_Problem details:_ Show all lines that include the string "color"; copy each one.

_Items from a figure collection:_
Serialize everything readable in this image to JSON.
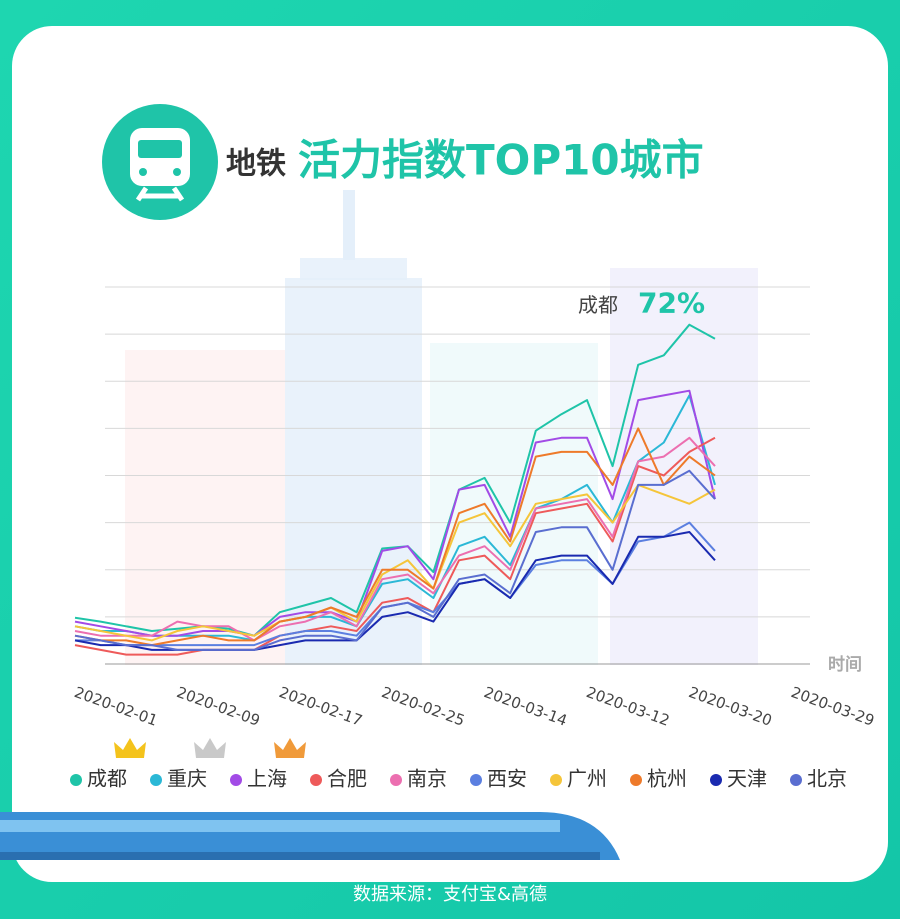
{
  "chart_data": {
    "type": "line",
    "title_prefix": "地铁",
    "title": "活力指数TOP10城市",
    "x_label": "时间",
    "source": "数据来源：支付宝&高德",
    "annotation": {
      "text": "成都",
      "value": 72,
      "label": "72%"
    },
    "categories": [
      null,
      null,
      null,
      "2020-02-01",
      null,
      null,
      null,
      "2020-02-09",
      null,
      null,
      null,
      "2020-02-17",
      null,
      null,
      null,
      "2020-02-25",
      null,
      null,
      null,
      "2020-03-14",
      null,
      null,
      null,
      "2020-03-12",
      null,
      null,
      null,
      "2020-03-20",
      null,
      null,
      null,
      "2020-03-29"
    ],
    "ylim": [
      0,
      80
    ],
    "yticks": [
      0,
      10,
      20,
      30,
      40,
      50,
      60,
      70,
      80
    ],
    "grid": true,
    "series": [
      {
        "name": "成都",
        "color": "#1fc4a8",
        "values": [
          9.8,
          9,
          8,
          7,
          7.5,
          8,
          7.5,
          6,
          11,
          12.5,
          14,
          11,
          24.5,
          25,
          19.5,
          37,
          39.5,
          30,
          49.5,
          53,
          56,
          42,
          63.5,
          65.5,
          72,
          69,
          null,
          null,
          null,
          null,
          null,
          null
        ]
      },
      {
        "name": "重庆",
        "color": "#2bb8d6",
        "values": [
          8,
          7,
          7,
          6,
          6,
          6,
          6,
          5,
          9,
          10,
          10,
          8,
          17,
          18,
          14,
          25,
          27,
          21,
          33,
          35,
          38,
          30,
          43,
          47,
          57,
          38,
          null,
          null,
          null,
          null,
          null,
          null
        ]
      },
      {
        "name": "上海",
        "color": "#a24be6",
        "values": [
          9,
          8,
          7,
          6,
          6,
          7,
          7,
          6,
          10,
          11,
          11,
          9,
          24,
          25,
          18,
          37,
          38,
          27,
          47,
          48,
          48,
          35,
          56,
          57,
          58,
          35,
          null,
          null,
          null,
          null,
          null,
          null
        ]
      },
      {
        "name": "合肥",
        "color": "#ee5a5a",
        "values": [
          4,
          3,
          2,
          2,
          2,
          3,
          3,
          3,
          6,
          7,
          8,
          7,
          13,
          14,
          11,
          22,
          23,
          18,
          32,
          33,
          34,
          26,
          42,
          40,
          45,
          48,
          null,
          null,
          null,
          null,
          null,
          null
        ]
      },
      {
        "name": "南京",
        "color": "#ec6fb0",
        "values": [
          7,
          6,
          6,
          6,
          9,
          8,
          8,
          5,
          8,
          9,
          11,
          8,
          18,
          19,
          15,
          23,
          25,
          20,
          33,
          34,
          35,
          27,
          43,
          44,
          48,
          42,
          null,
          null,
          null,
          null,
          null,
          null
        ]
      },
      {
        "name": "西安",
        "color": "#5b7fe0",
        "values": [
          5,
          5,
          4,
          4,
          4,
          4,
          4,
          4,
          6,
          7,
          7,
          6,
          12,
          13,
          11,
          17,
          18,
          14,
          21,
          22,
          22,
          17,
          26,
          27,
          30,
          24,
          null,
          null,
          null,
          null,
          null,
          null
        ]
      },
      {
        "name": "广州",
        "color": "#f5c53a",
        "values": [
          8,
          7,
          6,
          5,
          7,
          8,
          7,
          6,
          9,
          10,
          12,
          9,
          19,
          22,
          16,
          30,
          32,
          25,
          34,
          35,
          36,
          30,
          38,
          36,
          34,
          37,
          null,
          null,
          null,
          null,
          null,
          null
        ]
      },
      {
        "name": "杭州",
        "color": "#ee7a2a",
        "values": [
          6,
          5,
          5,
          4,
          5,
          6,
          5,
          5,
          9,
          10,
          12,
          10,
          20,
          20,
          16,
          32,
          34,
          26,
          44,
          45,
          45,
          38,
          50,
          38,
          44,
          40,
          null,
          null,
          null,
          null,
          null,
          null
        ]
      },
      {
        "name": "天津",
        "color": "#1a2ab0",
        "values": [
          5,
          4,
          4,
          3,
          3,
          3,
          3,
          3,
          4,
          5,
          5,
          5,
          10,
          11,
          9,
          17,
          18,
          14,
          22,
          23,
          23,
          17,
          27,
          27,
          28,
          22,
          null,
          null,
          null,
          null,
          null,
          null
        ]
      },
      {
        "name": "北京",
        "color": "#5a6ed0",
        "values": [
          6,
          5,
          4,
          4,
          3,
          3,
          3,
          3,
          5,
          6,
          6,
          5,
          12,
          13,
          10,
          18,
          19,
          15,
          28,
          29,
          29,
          20,
          38,
          38,
          41,
          35,
          null,
          null,
          null,
          null,
          null,
          null
        ]
      }
    ]
  }
}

_Correct answer:_
        "color": "#1fc4a8",
        "color": "#2bb8d6",
        "color": "#a24be6",
        "color": "#ee5a5a",
        "color": "#ec6fb0",
        "color": "#5b7fe0",
        "color": "#f5c53a",
        "color": "#ee7a2a",
        "color": "#1a2ab0",
        "color": "#5a6ed0",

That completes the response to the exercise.